> Task goal:
Write out the records again, exactly, leaving none out.

(Dataset records)
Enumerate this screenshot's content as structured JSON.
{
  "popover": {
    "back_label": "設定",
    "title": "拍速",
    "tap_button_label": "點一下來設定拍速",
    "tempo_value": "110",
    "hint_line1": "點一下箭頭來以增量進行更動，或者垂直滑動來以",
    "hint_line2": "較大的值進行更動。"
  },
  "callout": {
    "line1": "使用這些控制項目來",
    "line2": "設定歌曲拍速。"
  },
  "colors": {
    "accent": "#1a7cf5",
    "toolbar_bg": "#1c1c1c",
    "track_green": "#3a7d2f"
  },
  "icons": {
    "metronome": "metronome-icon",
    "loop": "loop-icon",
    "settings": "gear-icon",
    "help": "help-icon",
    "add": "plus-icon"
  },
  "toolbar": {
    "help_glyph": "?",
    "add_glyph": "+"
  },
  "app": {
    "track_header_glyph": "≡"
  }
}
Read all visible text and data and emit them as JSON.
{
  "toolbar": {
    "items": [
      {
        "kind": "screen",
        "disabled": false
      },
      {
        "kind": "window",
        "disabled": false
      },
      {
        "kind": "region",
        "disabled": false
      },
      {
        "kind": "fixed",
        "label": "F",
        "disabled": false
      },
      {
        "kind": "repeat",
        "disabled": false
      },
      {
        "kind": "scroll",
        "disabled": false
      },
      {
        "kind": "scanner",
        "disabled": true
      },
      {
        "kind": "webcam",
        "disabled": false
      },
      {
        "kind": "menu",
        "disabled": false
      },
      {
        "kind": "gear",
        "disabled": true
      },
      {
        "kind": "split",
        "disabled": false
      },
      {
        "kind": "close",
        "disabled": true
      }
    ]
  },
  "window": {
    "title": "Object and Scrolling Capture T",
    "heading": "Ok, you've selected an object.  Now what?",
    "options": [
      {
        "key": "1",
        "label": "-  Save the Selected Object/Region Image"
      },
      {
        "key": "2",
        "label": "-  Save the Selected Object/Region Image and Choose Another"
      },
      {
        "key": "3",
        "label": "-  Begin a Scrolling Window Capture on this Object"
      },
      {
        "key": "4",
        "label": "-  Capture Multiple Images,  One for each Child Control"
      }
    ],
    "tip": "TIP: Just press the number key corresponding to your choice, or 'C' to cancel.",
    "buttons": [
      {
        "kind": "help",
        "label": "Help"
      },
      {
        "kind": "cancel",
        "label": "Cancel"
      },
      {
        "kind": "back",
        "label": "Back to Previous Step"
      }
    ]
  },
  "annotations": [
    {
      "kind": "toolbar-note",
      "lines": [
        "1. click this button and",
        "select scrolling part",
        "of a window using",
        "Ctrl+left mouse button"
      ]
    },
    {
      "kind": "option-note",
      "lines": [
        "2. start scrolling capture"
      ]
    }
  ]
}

> Task result:
Enumerate this screenshot's content as structured JSON.
{
  "popover": {
    "back_label": "設定",
    "title": "拍速",
    "tap_button_label": "點一下來設定拍速",
    "tempo_value": "110",
    "hint_line1": "點一下箭頭來以增量進行更動，或者垂直滑動來以",
    "hint_line2": "較大的值進行更動。"
  },
  "callout": {
    "line1": "使用這些控制項目來",
    "line2": "設定歌曲拍速。"
  },
  "colors": {
    "accent": "#1a7cf5",
    "toolbar_bg": "#1c1c1c",
    "track_green": "#3a7d2f"
  },
  "icons": {
    "metronome": "metronome-icon",
    "loop": "loop-icon",
    "settings": "gear-icon",
    "help": "help-icon",
    "add": "plus-icon"
  },
  "toolbar": {
    "help_glyph": "?",
    "add_glyph": "+"
  },
  "app": {
    "track_header_glyph": "≡"
  }
}
Read all visible text and data and emit them as JSON.
{
  "toolbar": {
    "items": [
      {
        "kind": "screen",
        "disabled": false
      },
      {
        "kind": "window",
        "disabled": false
      },
      {
        "kind": "region",
        "disabled": false
      },
      {
        "kind": "fixed",
        "label": "F",
        "disabled": false
      },
      {
        "kind": "repeat",
        "disabled": false
      },
      {
        "kind": "scroll",
        "disabled": false
      },
      {
        "kind": "scanner",
        "disabled": true
      },
      {
        "kind": "webcam",
        "disabled": false
      },
      {
        "kind": "menu",
        "disabled": false
      },
      {
        "kind": "gear",
        "disabled": true
      },
      {
        "kind": "split",
        "disabled": false
      },
      {
        "kind": "close",
        "disabled": true
      }
    ]
  },
  "window": {
    "title": "Object and Scrolling Capture T",
    "heading": "Ok, you've selected an object.  Now what?",
    "options": [
      {
        "key": "1",
        "label": "-  Save the Selected Object/Region Image"
      },
      {
        "key": "2",
        "label": "-  Save the Selected Object/Region Image and Choose Another"
      },
      {
        "key": "3",
        "label": "-  Begin a Scrolling Window Capture on this Object"
      },
      {
        "key": "4",
        "label": "-  Capture Multiple Images,  One for each Child Control"
      }
    ],
    "tip": "TIP: Just press the number key corresponding to your choice, or 'C' to cancel.",
    "buttons": [
      {
        "kind": "help",
        "label": "Help"
      },
      {
        "kind": "cancel",
        "label": "Cancel"
      },
      {
        "kind": "back",
        "label": "Back to Previous Step"
      }
    ]
  },
  "annotations": [
    {
      "kind": "toolbar-note",
      "lines": [
        "1. click this button and",
        "select scrolling part",
        "of a window using",
        "Ctrl+left mouse button"
      ]
    },
    {
      "kind": "option-note",
      "lines": [
        "2. start scrolling capture"
      ]
    }
  ]
}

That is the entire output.